>> START Input rows
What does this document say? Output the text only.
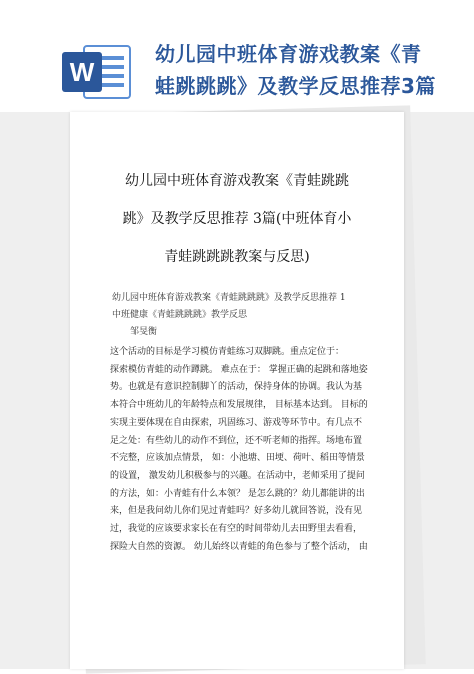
W
幼儿园中班体育游戏教案《青
蛙跳跳跳》及教学反思推荐3篇
幼儿园中班体育游戏教案《青蛙跳跳
跳》及教学反思推荐 3篇(中班体育小
青蛙跳跳跳教案与反思)
幼儿园中班体育游戏教案《青蛙跳跳跳》及教学反思推荐 1
中班健康《青蛙跳跳跳》教学反思
邹旻衡
这个活动的目标是学习模仿青蛙练习双脚跳。重点定位于：
探索模仿青蛙的动作蹲跳。 难点在于： 掌握正确的起跳和落地姿
势。也就是有意识控制脚丫的活动，保持身体的协调。我认为基
本符合中班幼儿的年龄特点和发展规律， 目标基本达到。 目标的
实现主要体现在自由探索，巩固练习、游戏等环节中。有几点不
足之处：有些幼儿的动作不到位，还不听老师的指挥。场地布置
不完整，应该加点情景， 如：小池塘、田埂、荷叶、稻田等情景
的设置， 激发幼儿积极参与的兴趣。在活动中，老师采用了提问
的方法，如：小青蛙有什么本领？ 是怎么跳的？幼儿都能讲的出
来，但是我问幼儿你们见过青蛙吗？好多幼儿就回答说，没有见
过，我觉的应该要求家长在有空的时间带幼儿去田野里去看看，
探险大自然的资源。 幼儿始终以青蛙的角色参与了整个活动， 由
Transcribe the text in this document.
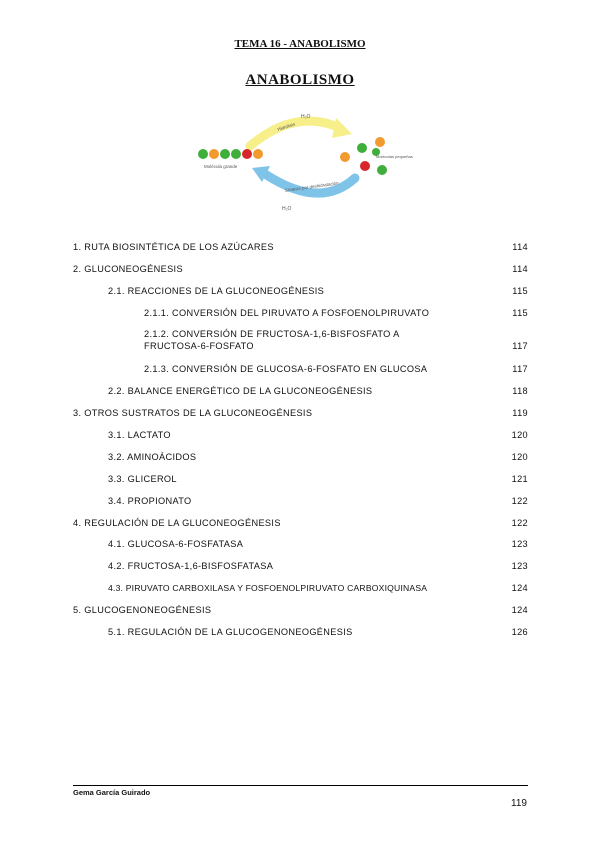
TEMA 16 - ANABOLISMO
ANABOLISMO
H₂O
Hidrólisis
Molécula grande
Moléculas pequeñas
Síntesis por deshidratación
H₂O
1. RUTA BIOSINTÉTICA DE LOS AZÚCARES	114
2. GLUCONEOGÉNESIS	114
2.1. REACCIONES DE LA GLUCONEOGÉNESIS	115
2.1.1. CONVERSIÓN DEL PIRUVATO A FOSFOENOLPIRUVATO	115
2.1.2. CONVERSIÓN DE FRUCTOSA-1,6-BISFOSFATO A
FRUCTOSA-6-FOSFATO	117
2.1.3. CONVERSIÓN DE GLUCOSA-6-FOSFATO EN GLUCOSA	117
2.2. BALANCE ENERGÉTICO DE LA GLUCONEOGÉNESIS	118
3. OTROS SUSTRATOS DE LA GLUCONEOGÉNESIS	119
3.1. LACTATO	120
3.2. AMINOÁCIDOS	120
3.3. GLICEROL	121
3.4. PROPIONATO	122
4. REGULACIÓN DE LA GLUCONEOGÉNESIS	122
4.1. GLUCOSA-6-FOSFATASA	123
4.2. FRUCTOSA-1,6-BISFOSFATASA	123
4.3. PIRUVATO CARBOXILASA Y FOSFOENOLPIRUVATO CARBOXIQUINASA	124
5. GLUCOGENONEOGÉNESIS	124
5.1. REGULACIÓN DE LA GLUCOGENONEOGÉNESIS	126
Gema García Guirado
119
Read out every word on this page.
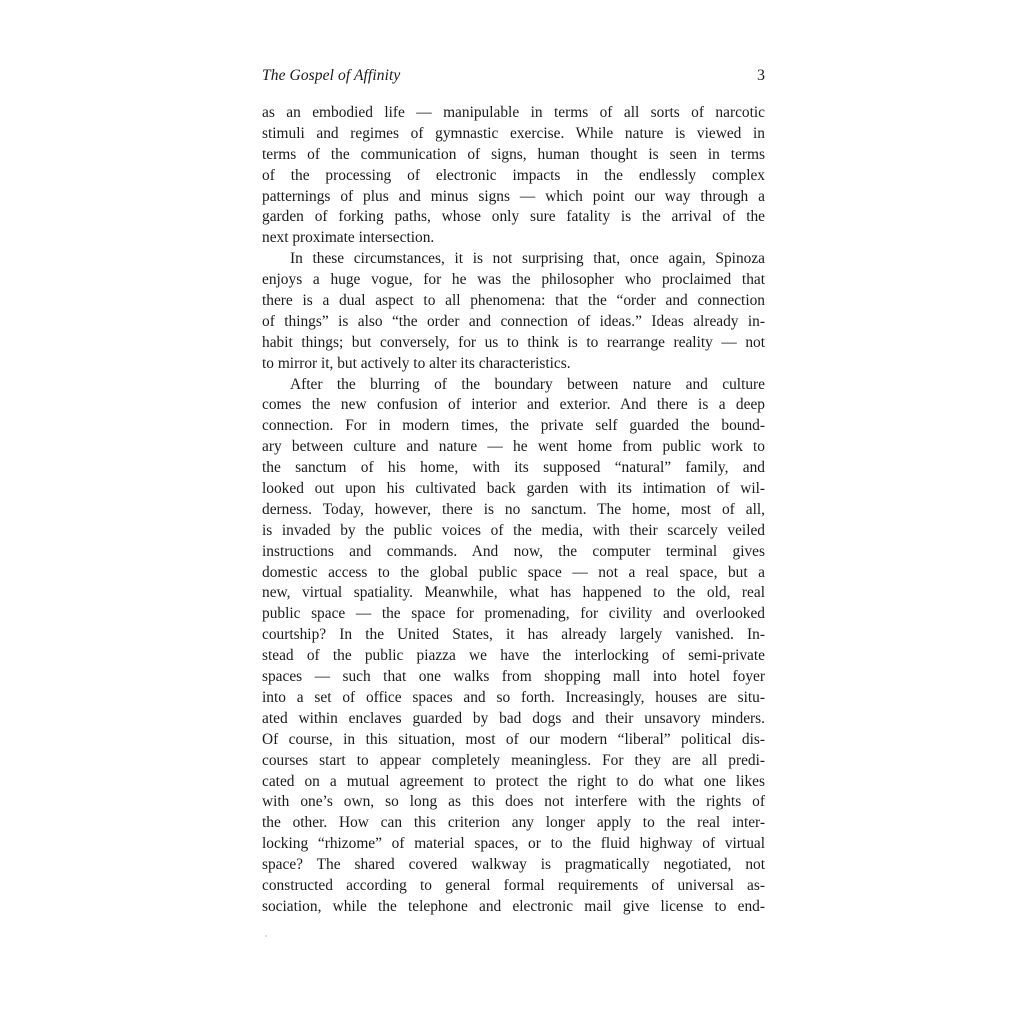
The Gospel of Affinity	3
as an embodied life — manipulable in terms of all sorts of narcotic
stimuli and regimes of gymnastic exercise. While nature is viewed in
terms of the communication of signs, human thought is seen in terms
of the processing of electronic impacts in the endlessly complex
patternings of plus and minus signs — which point our way through a
garden of forking paths, whose only sure fatality is the arrival of the
next proximate intersection.
In these circumstances, it is not surprising that, once again, Spinoza
enjoys a huge vogue, for he was the philosopher who proclaimed that
there is a dual aspect to all phenomena: that the “order and connection
of things” is also “the order and connection of ideas.” Ideas already in-
habit things; but conversely, for us to think is to rearrange reality — not
to mirror it, but actively to alter its characteristics.
After the blurring of the boundary between nature and culture
comes the new confusion of interior and exterior. And there is a deep
connection. For in modern times, the private self guarded the bound-
ary between culture and nature — he went home from public work to
the sanctum of his home, with its supposed “natural” family, and
looked out upon his cultivated back garden with its intimation of wil-
derness. Today, however, there is no sanctum. The home, most of all,
is invaded by the public voices of the media, with their scarcely veiled
instructions and commands. And now, the computer terminal gives
domestic access to the global public space — not a real space, but a
new, virtual spatiality. Meanwhile, what has happened to the old, real
public space — the space for promenading, for civility and overlooked
courtship? In the United States, it has already largely vanished. In-
stead of the public piazza we have the interlocking of semi-private
spaces — such that one walks from shopping mall into hotel foyer
into a set of office spaces and so forth. Increasingly, houses are situ-
ated within enclaves guarded by bad dogs and their unsavory minders.
Of course, in this situation, most of our modern “liberal” political dis-
courses start to appear completely meaningless. For they are all predi-
cated on a mutual agreement to protect the right to do what one likes
with one’s own, so long as this does not interfere with the rights of
the other. How can this criterion any longer apply to the real inter-
locking “rhizome” of material spaces, or to the fluid highway of virtual
space? The shared covered walkway is pragmatically negotiated, not
constructed according to general formal requirements of universal as-
sociation, while the telephone and electronic mail give license to end-
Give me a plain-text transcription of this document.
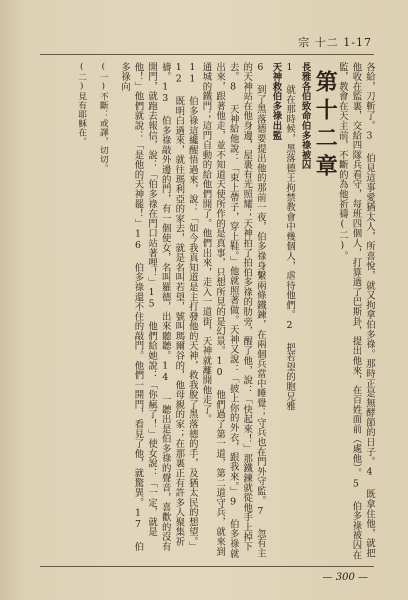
宗 十二 1-17
各給，刀斬了。3 伯見這事愛猶太人，所喜悅，就又拘拿伯多祿。那時正是無酵節的日子。4 既拿住他，就把他收在監裏，交給四隊兵看守，每班四個人，打算過了巴斯卦，提出他來，在百姓面前（處他）。5 伯多祿被囚在監，教會在天主前，不斷的為他祈禱(二)。
第十二章
長雅各伯致命伯多祿被囚
1 就在那時候，黑落德王拘禁教會中幾個人，虐待他們。2 把若望的胞兄雅
天神救伯多祿出監
6 到了黑落德要提出他的那前一夜，伯多祿身繫兩條鐵鍊，在兩個兵當中睡覺；守兵也在門外守監。7 忽有主的天神站在他身邊，屋裏有光照耀；天神拍了拍伯多祿的肋旁，醒了他，說：「快起來！」那鐵鍊就從他手上掉下去。8 天神給他說：「束上帶子，穿上鞋。」他就照著做。天神又說：「披上你的外衣，跟我來。」9 伯多祿就出來，跟著他走，並不知道天使所作的是真事，只想所見的是幻景。10 他們過了第一道，第二道守兵，就來到通城的鐵門；這門自動的給他們開了。他們出來，走入一道街，天神就離開他走了。
11 伯多祿這纔醒悟過來，說：「如今我真知道是主打發他的天神，救我脫了黑落德的手，及猶太民的想望。」12 既明白過來，就往瑪利亞的家去，就是名叫若望，號叫瑪爾谷的，他母親的家；在那裏正有許多人聚集祈禱。13 伯多祿敲外邊的門，有一個使女，名叫羅德，出來聽聽。14 一聽出是伯多祿的聲音，喜歡的沒有開門，就跑去報信，說：「伯多祿在門口站著哩！」15 他們給她說：「你瘋了！」使女說：「一定，就是他！」他們就說：「是他的天神罷！」16 伯多祿還不住的敲門。他們一開門，看見了他，就驚異。17 伯多祿向
(一)不斷：或譯，切切。
(二)見有耶穌在。
— 300 —
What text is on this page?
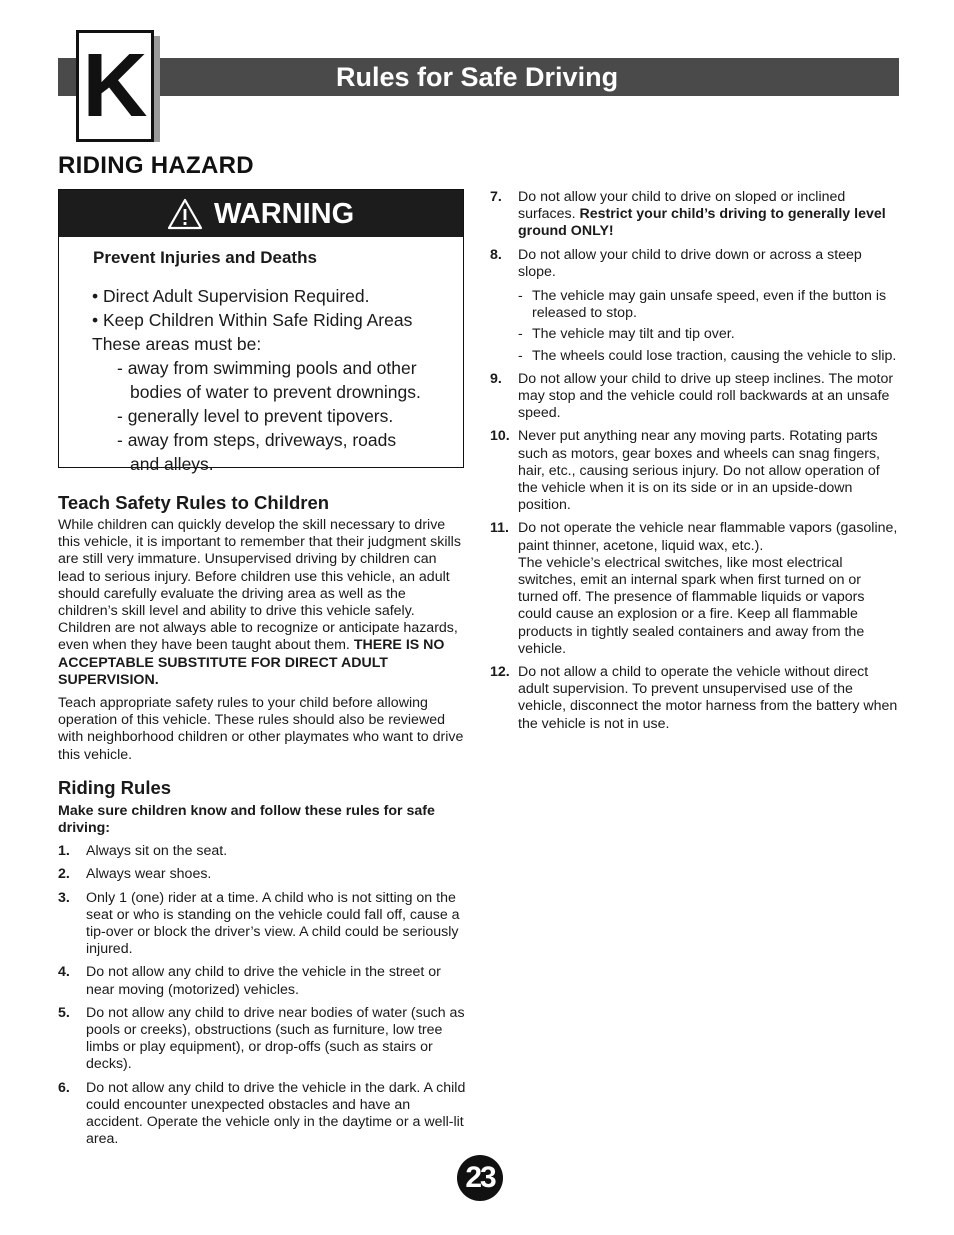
Rules for Safe Driving
K
RIDING HAZARD
WARNING
Prevent Injuries and Deaths
• Direct Adult Supervision Required.
• Keep Children Within Safe Riding Areas
These areas must be:
- away from swimming pools and other
bodies of water to prevent drownings.
- generally level to prevent tipovers.
- away from steps, driveways, roads
and alleys.
Teach Safety Rules to Children

While children can quickly develop the skill necessary to drive this vehicle, it is important to remember that their judgment skills are still very immature. Unsupervised driving by children can lead to serious injury. Before children use this vehicle, an adult should carefully evaluate the driving area as well as the children’s skill level and ability to drive this vehicle safely. Children are not always able to recognize or anticipate hazards, even when they have been taught about them. THERE IS NO ACCEPTABLE SUBSTITUTE FOR DIRECT ADULT SUPERVISION.

Teach appropriate safety rules to your child before allowing operation of this vehicle. These rules should also be reviewed with neighborhood children or other playmates who want to drive this vehicle.

Riding Rules

Make sure children know and follow these rules for safe driving:

1. Always sit on the seat.
2. Always wear shoes.
3. Only 1 (one) rider at a time. A child who is not sitting on the seat or who is standing on the vehicle could fall off, cause a tip-over or block the driver’s view. A child could be seriously injured.
4. Do not allow any child to drive the vehicle in the street or near moving (motorized) vehicles.
5. Do not allow any child to drive near bodies of water (such as pools or creeks), obstructions (such as furniture, low tree limbs or play equipment), or drop-offs (such as stairs or decks).
6. Do not allow any child to drive the vehicle in the dark. A child could encounter unexpected obstacles and have an accident. Operate the vehicle only in the daytime or a well-lit area.
7. Do not allow your child to drive on sloped or inclined surfaces. Restrict your child’s driving to generally level ground ONLY!
8. Do not allow your child to drive down or across a steep slope.
- The vehicle may gain unsafe speed, even if the button is released to stop.
- The vehicle may tilt and tip over.
- The wheels could lose traction, causing the vehicle to slip.
9. Do not allow your child to drive up steep inclines. The motor may stop and the vehicle could roll backwards at an unsafe speed.
10. Never put anything near any moving parts. Rotating parts such as motors, gear boxes and wheels can snag fingers, hair, etc., causing serious injury. Do not allow operation of the vehicle when it is on its side or in an upside-down position.
11. Do not operate the vehicle near flammable vapors (gasoline, paint thinner, acetone, liquid wax, etc.).
The vehicle’s electrical switches, like most electrical switches, emit an internal spark when first turned on or turned off. The presence of flammable liquids or vapors could cause an explosion or a fire. Keep all flammable products in tightly sealed containers and away from the vehicle.
12. Do not allow a child to operate the vehicle without direct adult supervision. To prevent unsupervised use of the vehicle, disconnect the motor harness from the battery when the vehicle is not in use.
23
>> END Input rows
Collect every line with the string "PIRUVATO" from the records, and copy each.

• [Full answer]:
2.1.1. CONVERSIÓN DEL PIRUVATO A FOSFOENOLPIRUVATO	115
4.3. PIRUVATO CARBOXILASA Y FOSFOENOLPIRUVATO CARBOXIQUINASA	124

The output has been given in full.